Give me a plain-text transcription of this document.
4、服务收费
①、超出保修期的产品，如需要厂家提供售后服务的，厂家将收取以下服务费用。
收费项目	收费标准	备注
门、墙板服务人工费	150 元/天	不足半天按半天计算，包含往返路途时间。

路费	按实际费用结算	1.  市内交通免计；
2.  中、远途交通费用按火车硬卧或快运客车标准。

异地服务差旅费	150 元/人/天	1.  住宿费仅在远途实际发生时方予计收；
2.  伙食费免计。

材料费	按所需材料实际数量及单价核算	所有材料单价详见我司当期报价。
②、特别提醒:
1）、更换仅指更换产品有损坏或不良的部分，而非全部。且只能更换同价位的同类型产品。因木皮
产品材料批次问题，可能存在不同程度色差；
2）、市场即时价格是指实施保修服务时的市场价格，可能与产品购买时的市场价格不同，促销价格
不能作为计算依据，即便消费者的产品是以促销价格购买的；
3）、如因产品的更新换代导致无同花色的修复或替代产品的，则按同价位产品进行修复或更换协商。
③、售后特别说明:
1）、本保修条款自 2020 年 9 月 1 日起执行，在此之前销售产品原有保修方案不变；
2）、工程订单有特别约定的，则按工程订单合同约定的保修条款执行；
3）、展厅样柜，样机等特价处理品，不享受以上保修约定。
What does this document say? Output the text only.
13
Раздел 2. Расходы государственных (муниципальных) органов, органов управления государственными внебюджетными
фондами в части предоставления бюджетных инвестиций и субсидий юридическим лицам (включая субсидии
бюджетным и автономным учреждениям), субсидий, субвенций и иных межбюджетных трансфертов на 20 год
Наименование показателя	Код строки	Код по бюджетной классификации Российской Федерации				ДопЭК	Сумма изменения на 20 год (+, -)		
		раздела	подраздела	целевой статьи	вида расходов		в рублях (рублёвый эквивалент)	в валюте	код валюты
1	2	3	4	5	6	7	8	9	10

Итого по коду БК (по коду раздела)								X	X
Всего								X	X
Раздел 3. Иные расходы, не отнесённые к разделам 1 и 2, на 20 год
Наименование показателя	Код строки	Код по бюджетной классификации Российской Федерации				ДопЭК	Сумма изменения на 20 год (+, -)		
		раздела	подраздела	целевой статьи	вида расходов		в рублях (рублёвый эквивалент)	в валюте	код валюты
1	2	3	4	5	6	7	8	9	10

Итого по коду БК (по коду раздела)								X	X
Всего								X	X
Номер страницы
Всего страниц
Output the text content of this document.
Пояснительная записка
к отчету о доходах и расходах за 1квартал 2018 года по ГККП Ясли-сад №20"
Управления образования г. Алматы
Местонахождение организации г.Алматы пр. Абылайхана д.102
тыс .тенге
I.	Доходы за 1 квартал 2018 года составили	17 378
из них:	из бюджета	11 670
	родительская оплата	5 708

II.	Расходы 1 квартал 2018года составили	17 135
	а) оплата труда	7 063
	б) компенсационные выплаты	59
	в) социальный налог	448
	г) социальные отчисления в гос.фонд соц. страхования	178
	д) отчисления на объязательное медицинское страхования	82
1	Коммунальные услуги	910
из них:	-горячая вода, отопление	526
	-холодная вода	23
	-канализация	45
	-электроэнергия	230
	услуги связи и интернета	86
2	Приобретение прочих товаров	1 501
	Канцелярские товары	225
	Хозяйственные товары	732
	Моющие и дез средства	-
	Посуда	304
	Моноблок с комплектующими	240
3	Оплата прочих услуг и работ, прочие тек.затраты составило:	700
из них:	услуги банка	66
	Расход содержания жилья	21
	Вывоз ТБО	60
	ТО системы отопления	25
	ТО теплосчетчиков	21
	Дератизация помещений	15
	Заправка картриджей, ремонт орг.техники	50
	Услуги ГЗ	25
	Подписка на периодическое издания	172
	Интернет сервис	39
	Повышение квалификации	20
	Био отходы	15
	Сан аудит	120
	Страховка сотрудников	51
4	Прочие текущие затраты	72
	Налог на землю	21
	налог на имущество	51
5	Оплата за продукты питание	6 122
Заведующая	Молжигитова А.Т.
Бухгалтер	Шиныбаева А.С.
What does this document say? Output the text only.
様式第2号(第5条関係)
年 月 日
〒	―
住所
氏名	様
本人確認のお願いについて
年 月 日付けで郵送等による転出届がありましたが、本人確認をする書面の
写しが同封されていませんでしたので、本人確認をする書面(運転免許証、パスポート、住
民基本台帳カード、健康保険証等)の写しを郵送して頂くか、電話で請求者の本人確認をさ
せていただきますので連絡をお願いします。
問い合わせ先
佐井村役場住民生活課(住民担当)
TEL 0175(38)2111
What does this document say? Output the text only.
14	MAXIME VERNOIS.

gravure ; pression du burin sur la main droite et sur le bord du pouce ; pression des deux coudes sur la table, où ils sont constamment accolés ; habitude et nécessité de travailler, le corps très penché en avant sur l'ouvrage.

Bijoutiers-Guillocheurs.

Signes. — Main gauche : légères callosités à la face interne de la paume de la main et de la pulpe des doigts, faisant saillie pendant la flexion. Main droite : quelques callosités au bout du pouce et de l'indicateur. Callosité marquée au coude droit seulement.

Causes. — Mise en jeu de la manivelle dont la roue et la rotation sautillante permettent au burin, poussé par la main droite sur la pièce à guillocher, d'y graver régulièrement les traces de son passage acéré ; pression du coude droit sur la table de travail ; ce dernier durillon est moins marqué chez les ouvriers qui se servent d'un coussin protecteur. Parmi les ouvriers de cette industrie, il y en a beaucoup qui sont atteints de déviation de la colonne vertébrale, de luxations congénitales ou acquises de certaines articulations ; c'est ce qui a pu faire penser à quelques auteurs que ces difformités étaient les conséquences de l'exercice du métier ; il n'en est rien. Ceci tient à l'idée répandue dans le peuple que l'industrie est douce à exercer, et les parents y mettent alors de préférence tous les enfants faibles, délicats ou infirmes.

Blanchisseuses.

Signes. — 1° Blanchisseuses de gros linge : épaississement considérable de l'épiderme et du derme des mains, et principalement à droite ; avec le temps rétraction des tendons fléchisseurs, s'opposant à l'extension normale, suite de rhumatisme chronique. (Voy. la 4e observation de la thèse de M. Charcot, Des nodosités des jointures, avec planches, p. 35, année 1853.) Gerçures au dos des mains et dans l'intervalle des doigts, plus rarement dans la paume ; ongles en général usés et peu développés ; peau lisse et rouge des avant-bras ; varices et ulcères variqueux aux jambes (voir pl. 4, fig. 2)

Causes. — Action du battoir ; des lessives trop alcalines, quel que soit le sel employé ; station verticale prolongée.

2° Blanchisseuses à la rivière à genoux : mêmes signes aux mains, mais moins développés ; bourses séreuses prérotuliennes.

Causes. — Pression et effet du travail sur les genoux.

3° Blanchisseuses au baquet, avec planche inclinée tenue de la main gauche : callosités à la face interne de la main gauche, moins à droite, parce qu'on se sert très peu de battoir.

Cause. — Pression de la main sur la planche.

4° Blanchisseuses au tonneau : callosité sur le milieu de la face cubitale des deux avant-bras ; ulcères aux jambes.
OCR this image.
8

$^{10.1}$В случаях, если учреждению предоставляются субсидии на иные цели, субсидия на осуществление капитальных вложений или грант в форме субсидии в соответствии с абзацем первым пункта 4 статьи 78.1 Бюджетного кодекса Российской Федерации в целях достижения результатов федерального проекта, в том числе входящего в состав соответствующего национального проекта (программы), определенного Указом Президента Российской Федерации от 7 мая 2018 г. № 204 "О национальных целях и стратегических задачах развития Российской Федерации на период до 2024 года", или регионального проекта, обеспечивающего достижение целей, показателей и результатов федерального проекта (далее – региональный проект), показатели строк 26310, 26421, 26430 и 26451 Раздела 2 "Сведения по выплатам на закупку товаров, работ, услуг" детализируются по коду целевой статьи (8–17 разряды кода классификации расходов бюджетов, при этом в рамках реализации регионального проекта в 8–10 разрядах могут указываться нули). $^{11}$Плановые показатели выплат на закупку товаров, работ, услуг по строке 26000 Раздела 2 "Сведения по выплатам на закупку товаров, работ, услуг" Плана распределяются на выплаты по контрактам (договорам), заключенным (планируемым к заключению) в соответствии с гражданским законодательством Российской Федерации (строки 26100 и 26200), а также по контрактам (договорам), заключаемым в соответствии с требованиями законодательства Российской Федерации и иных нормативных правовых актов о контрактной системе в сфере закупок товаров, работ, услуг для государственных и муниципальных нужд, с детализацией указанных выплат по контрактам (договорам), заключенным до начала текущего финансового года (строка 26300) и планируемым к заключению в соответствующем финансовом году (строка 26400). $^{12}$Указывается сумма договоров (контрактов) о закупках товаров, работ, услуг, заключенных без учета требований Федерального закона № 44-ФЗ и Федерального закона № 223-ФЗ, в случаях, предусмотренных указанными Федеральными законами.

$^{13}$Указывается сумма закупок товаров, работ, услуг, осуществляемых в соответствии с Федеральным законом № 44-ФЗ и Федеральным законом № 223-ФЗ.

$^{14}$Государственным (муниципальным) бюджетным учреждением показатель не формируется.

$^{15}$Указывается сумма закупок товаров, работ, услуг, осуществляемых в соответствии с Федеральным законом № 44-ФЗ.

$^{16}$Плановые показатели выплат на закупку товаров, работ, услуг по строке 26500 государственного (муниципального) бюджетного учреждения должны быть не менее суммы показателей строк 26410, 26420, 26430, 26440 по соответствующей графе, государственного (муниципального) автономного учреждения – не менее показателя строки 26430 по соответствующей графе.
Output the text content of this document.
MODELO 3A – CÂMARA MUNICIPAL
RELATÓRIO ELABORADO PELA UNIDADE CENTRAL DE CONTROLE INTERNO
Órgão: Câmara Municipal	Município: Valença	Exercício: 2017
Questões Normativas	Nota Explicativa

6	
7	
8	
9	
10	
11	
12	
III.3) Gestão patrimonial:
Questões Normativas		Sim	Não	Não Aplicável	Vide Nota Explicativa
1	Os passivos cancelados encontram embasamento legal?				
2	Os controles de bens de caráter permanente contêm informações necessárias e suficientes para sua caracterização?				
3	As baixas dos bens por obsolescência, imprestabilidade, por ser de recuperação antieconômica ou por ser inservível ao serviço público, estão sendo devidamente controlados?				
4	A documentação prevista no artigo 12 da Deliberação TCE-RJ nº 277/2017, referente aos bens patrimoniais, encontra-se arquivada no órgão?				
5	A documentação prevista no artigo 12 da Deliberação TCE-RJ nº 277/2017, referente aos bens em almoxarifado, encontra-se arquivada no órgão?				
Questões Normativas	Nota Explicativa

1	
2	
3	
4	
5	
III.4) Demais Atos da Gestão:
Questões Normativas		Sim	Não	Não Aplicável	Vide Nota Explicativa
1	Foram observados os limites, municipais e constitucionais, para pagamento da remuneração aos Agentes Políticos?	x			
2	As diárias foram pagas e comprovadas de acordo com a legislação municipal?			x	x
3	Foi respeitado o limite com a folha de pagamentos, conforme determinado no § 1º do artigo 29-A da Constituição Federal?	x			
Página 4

GOAL ::
Look through the entries above for the word "bras". Copy every line where it shows up.

OUTPUT ::
Signes. — 1° Blanchisseuses de gros linge : épaississement considérable de l'épiderme et du derme des mains, et principalement à droite ; avec le temps rétraction des tendons fléchisseurs, s'opposant à l'extension normale, suite de rhumatisme chronique. (Voy. la 4e observation de la thèse de M. Charcot, Des nodosités des jointures, avec planches, p. 35, année 1853.) Gerçures au dos des mains et dans l'intervalle des doigts, plus rarement dans la paume ; ongles en général usés et peu développés ; peau lisse et rouge des avant-bras ; varices et ulcères variqueux aux jambes (voir pl. 4, fig. 2)
4° Blanchisseuses au tonneau : callosité sur le milieu de la face cubitale des deux avant-bras ; ulcères aux jambes.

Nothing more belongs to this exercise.